| SOURCE DATA |
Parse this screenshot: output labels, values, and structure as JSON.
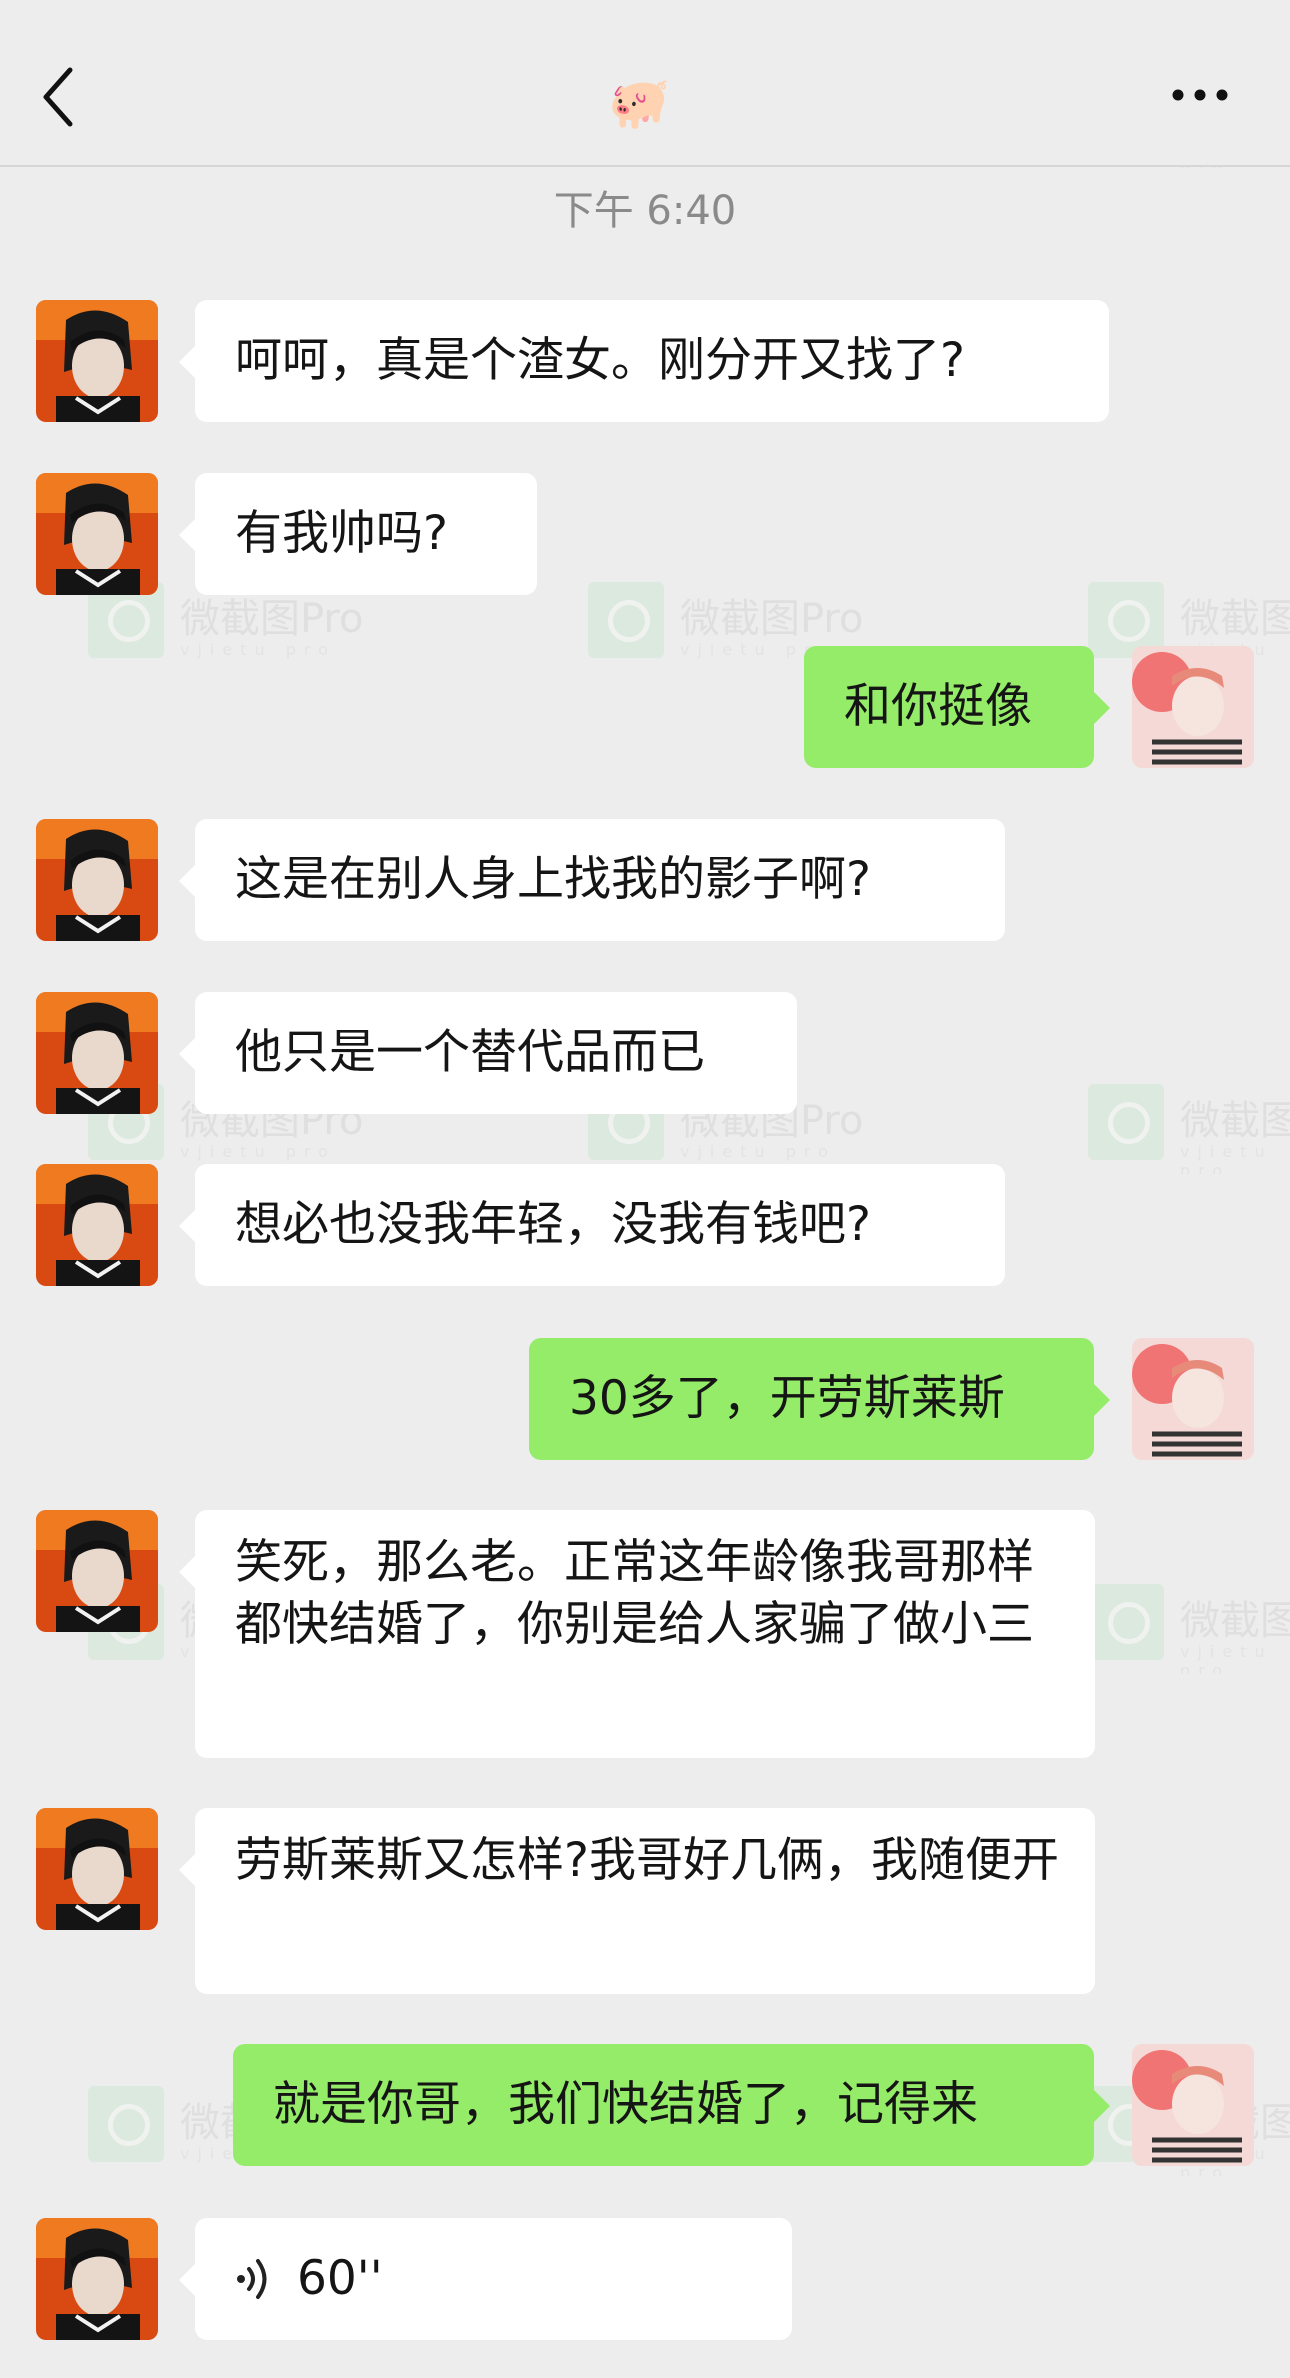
{
  "header": {
    "title_icon": "🐖",
    "back_icon": "chevron-left-icon",
    "more_icon": "ellipsis-icon"
  },
  "timestamp": "下午 6:40",
  "watermark": {
    "text": "微截图Pro",
    "sub": "vjietu pro"
  },
  "messages": [
    {
      "side": "in",
      "text": "呵呵，真是个渣女。刚分开又找了?"
    },
    {
      "side": "in",
      "text": "有我帅吗?"
    },
    {
      "side": "out",
      "text": "和你挺像"
    },
    {
      "side": "in",
      "text": "这是在别人身上找我的影子啊?"
    },
    {
      "side": "in",
      "text": "他只是一个替代品而已"
    },
    {
      "side": "in",
      "text": "想必也没我年轻，没我有钱吧?"
    },
    {
      "side": "out",
      "text": "30多了，开劳斯莱斯"
    },
    {
      "side": "in",
      "text": "笑死，那么老。正常这年龄像我哥那样都快结婚了，你别是给人家骗了做小三"
    },
    {
      "side": "in",
      "text": "劳斯莱斯又怎样?我哥好几俩，我随便开"
    },
    {
      "side": "out",
      "text": "就是你哥，我们快结婚了，记得来"
    },
    {
      "side": "in",
      "type": "voice",
      "text": "60''",
      "icon": "voice-wave-icon"
    }
  ],
  "colors": {
    "background": "#ededed",
    "incoming_bubble": "#ffffff",
    "outgoing_bubble": "#95ec69",
    "timestamp_text": "#8a8a8a"
  }
}
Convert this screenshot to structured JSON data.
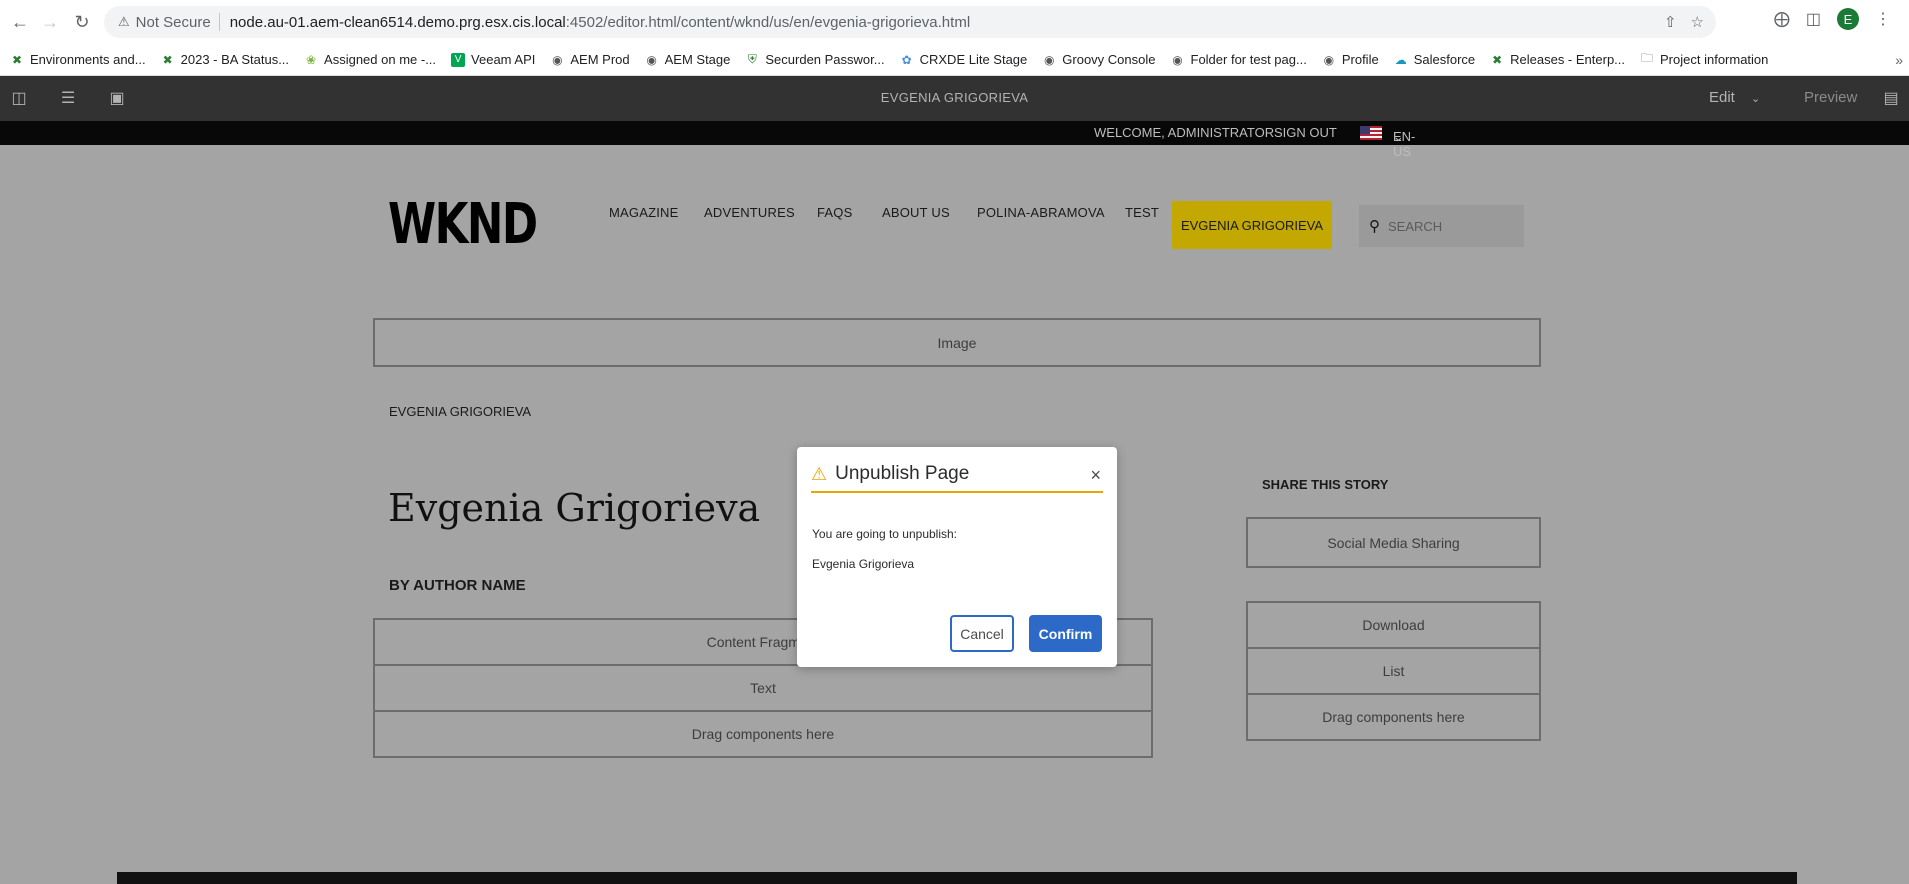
{
  "browser": {
    "security_label": "Not Secure",
    "url_host": "node.au-01.aem-clean6514.demo.prg.esx.cis.local",
    "url_path": ":4502/editor.html/content/wknd/us/en/evgenia-grigorieva.html",
    "profile_initial": "E",
    "bookmarks": [
      {
        "label": "Environments and...",
        "icon": "x-logo-icon",
        "color": "#2e7d32"
      },
      {
        "label": "2023 - BA Status...",
        "icon": "x-logo-icon",
        "color": "#2e7d32"
      },
      {
        "label": "Assigned on me -...",
        "icon": "badge-icon",
        "color": "#7cb342"
      },
      {
        "label": "Veeam API",
        "icon": "v-logo-icon",
        "color": "#00a651"
      },
      {
        "label": "AEM Prod",
        "icon": "globe-icon",
        "color": "#555555"
      },
      {
        "label": "AEM Stage",
        "icon": "globe-icon",
        "color": "#555555"
      },
      {
        "label": "Securden Passwor...",
        "icon": "shield-icon",
        "color": "#2e7d32"
      },
      {
        "label": "CRXDE Lite Stage",
        "icon": "crx-icon",
        "color": "#4a90d9"
      },
      {
        "label": "Groovy Console",
        "icon": "globe-icon",
        "color": "#555555"
      },
      {
        "label": "Folder for test pag...",
        "icon": "globe-icon",
        "color": "#555555"
      },
      {
        "label": "Profile",
        "icon": "globe-icon",
        "color": "#555555"
      },
      {
        "label": "Salesforce",
        "icon": "cloud-icon",
        "color": "#1798c1"
      },
      {
        "label": "Releases - Enterp...",
        "icon": "x-logo-icon",
        "color": "#2e7d32"
      },
      {
        "label": "Project information",
        "icon": "folder-icon",
        "color": "#5f6368"
      }
    ]
  },
  "aem": {
    "page_title": "EVGENIA GRIGORIEVA",
    "mode_label": "Edit",
    "preview_label": "Preview"
  },
  "site": {
    "welcome": "WELCOME, ADMINISTRATOR",
    "sign_out": "SIGN OUT",
    "language": "EN-US",
    "logo": "WKND",
    "nav": [
      "MAGAZINE",
      "ADVENTURES",
      "FAQS",
      "ABOUT US",
      "POLINA-ABRAMOVA",
      "TEST"
    ],
    "nav_active": "EVGENIA GRIGORIEVA",
    "search_placeholder": "SEARCH",
    "image_placeholder": "Image",
    "breadcrumb": "EVGENIA GRIGORIEVA",
    "article_title": "Evgenia Grigorieva",
    "byline": "BY AUTHOR NAME",
    "main_components": [
      "Content Fragment",
      "Text",
      "Drag components here"
    ],
    "share_heading": "SHARE THIS STORY",
    "social_component": "Social Media Sharing",
    "side_components": [
      "Download",
      "List",
      "Drag components here"
    ]
  },
  "dialog": {
    "title": "Unpublish Page",
    "message": "You are going to unpublish:",
    "item": "Evgenia Grigorieva",
    "cancel_label": "Cancel",
    "confirm_label": "Confirm",
    "accent_color": "#e6a700",
    "button_color": "#2d6ac8"
  }
}
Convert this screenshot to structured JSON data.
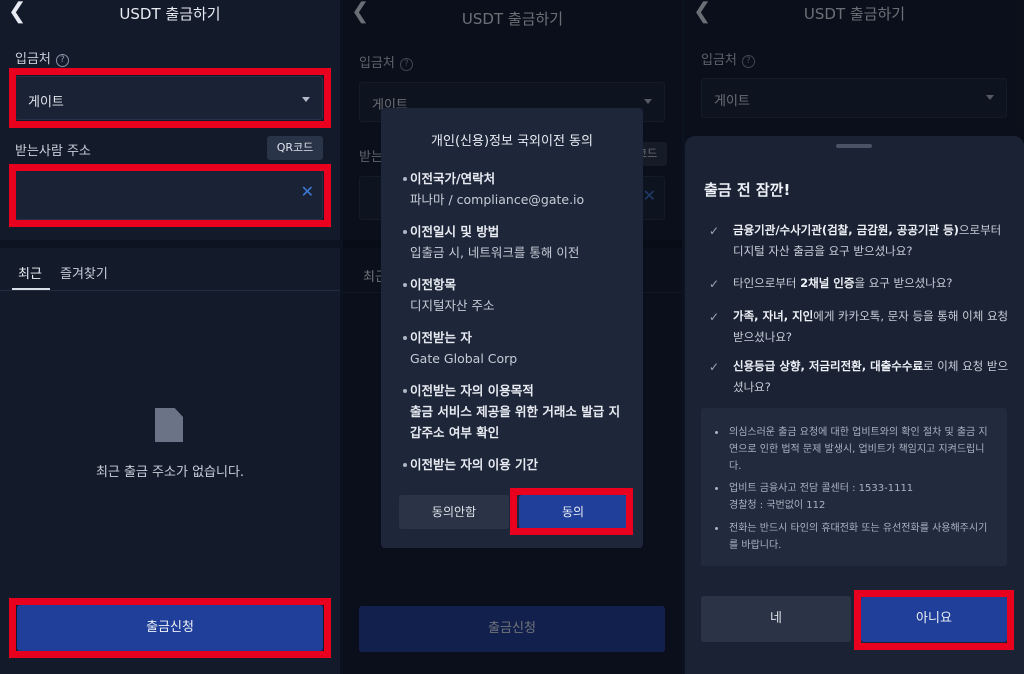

| OBJECTIVE |
Transcribe every line in the entries above, taking out only the images.

| SOLUTION FOR THIS PROBLEM |
Parse this screenshot: output labels, values, and structure as JSON.
{
  "header": {
    "title_icon": "🐖",
    "back_icon": "chevron-left-icon",
    "more_icon": "ellipsis-icon"
  },
  "timestamp": "下午 6:40",
  "watermark": {
    "text": "微截图Pro",
    "sub": "vjietu pro"
  },
  "messages": [
    {
      "side": "in",
      "text": "呵呵，真是个渣女。刚分开又找了?"
    },
    {
      "side": "in",
      "text": "有我帅吗?"
    },
    {
      "side": "out",
      "text": "和你挺像"
    },
    {
      "side": "in",
      "text": "这是在别人身上找我的影子啊?"
    },
    {
      "side": "in",
      "text": "他只是一个替代品而已"
    },
    {
      "side": "in",
      "text": "想必也没我年轻，没我有钱吧?"
    },
    {
      "side": "out",
      "text": "30多了，开劳斯莱斯"
    },
    {
      "side": "in",
      "text": "笑死，那么老。正常这年龄像我哥那样都快结婚了，你别是给人家骗了做小三"
    },
    {
      "side": "in",
      "text": "劳斯莱斯又怎样?我哥好几俩，我随便开"
    },
    {
      "side": "out",
      "text": "就是你哥，我们快结婚了，记得来"
    },
    {
      "side": "in",
      "type": "voice",
      "text": "60''",
      "icon": "voice-wave-icon"
    }
  ],
  "colors": {
    "background": "#ededed",
    "incoming_bubble": "#ffffff",
    "outgoing_bubble": "#95ec69",
    "timestamp_text": "#8a8a8a"
  }
}
Convert this screenshot to structured JSON data.
{
  "browser": {
    "security_label": "Not Secure",
    "url_host": "node.au-01.aem-clean6514.demo.prg.esx.cis.local",
    "url_path": ":4502/editor.html/content/wknd/us/en/evgenia-grigorieva.html",
    "profile_initial": "E",
    "bookmarks": [
      {
        "label": "Environments and...",
        "icon": "x-logo-icon",
        "color": "#2e7d32"
      },
      {
        "label": "2023 - BA Status...",
        "icon": "x-logo-icon",
        "color": "#2e7d32"
      },
      {
        "label": "Assigned on me -...",
        "icon": "badge-icon",
        "color": "#7cb342"
      },
      {
        "label": "Veeam API",
        "icon": "v-logo-icon",
        "color": "#00a651"
      },
      {
        "label": "AEM Prod",
        "icon": "globe-icon",
        "color": "#555555"
      },
      {
        "label": "AEM Stage",
        "icon": "globe-icon",
        "color": "#555555"
      },
      {
        "label": "Securden Passwor...",
        "icon": "shield-icon",
        "color": "#2e7d32"
      },
      {
        "label": "CRXDE Lite Stage",
        "icon": "crx-icon",
        "color": "#4a90d9"
      },
      {
        "label": "Groovy Console",
        "icon": "globe-icon",
        "color": "#555555"
      },
      {
        "label": "Folder for test pag...",
        "icon": "globe-icon",
        "color": "#555555"
      },
      {
        "label": "Profile",
        "icon": "globe-icon",
        "color": "#555555"
      },
      {
        "label": "Salesforce",
        "icon": "cloud-icon",
        "color": "#1798c1"
      },
      {
        "label": "Releases - Enterp...",
        "icon": "x-logo-icon",
        "color": "#2e7d32"
      },
      {
        "label": "Project information",
        "icon": "folder-icon",
        "color": "#5f6368"
      }
    ]
  },
  "aem": {
    "page_title": "EVGENIA GRIGORIEVA",
    "mode_label": "Edit",
    "preview_label": "Preview"
  },
  "site": {
    "welcome": "WELCOME, ADMINISTRATOR",
    "sign_out": "SIGN OUT",
    "language": "EN-US",
    "logo": "WKND",
    "nav": [
      "MAGAZINE",
      "ADVENTURES",
      "FAQS",
      "ABOUT US",
      "POLINA-ABRAMOVA",
      "TEST"
    ],
    "nav_active": "EVGENIA GRIGORIEVA",
    "search_placeholder": "SEARCH",
    "image_placeholder": "Image",
    "breadcrumb": "EVGENIA GRIGORIEVA",
    "article_title": "Evgenia Grigorieva",
    "byline": "BY AUTHOR NAME",
    "main_components": [
      "Content Fragment",
      "Text",
      "Drag components here"
    ],
    "share_heading": "SHARE THIS STORY",
    "social_component": "Social Media Sharing",
    "side_components": [
      "Download",
      "List",
      "Drag components here"
    ]
  },
  "dialog": {
    "title": "Unpublish Page",
    "message": "You are going to unpublish:",
    "item": "Evgenia Grigorieva",
    "cancel_label": "Cancel",
    "confirm_label": "Confirm",
    "accent_color": "#e6a700",
    "button_color": "#2d6ac8"
  }
}
Convert this screenshot to structured JSON data.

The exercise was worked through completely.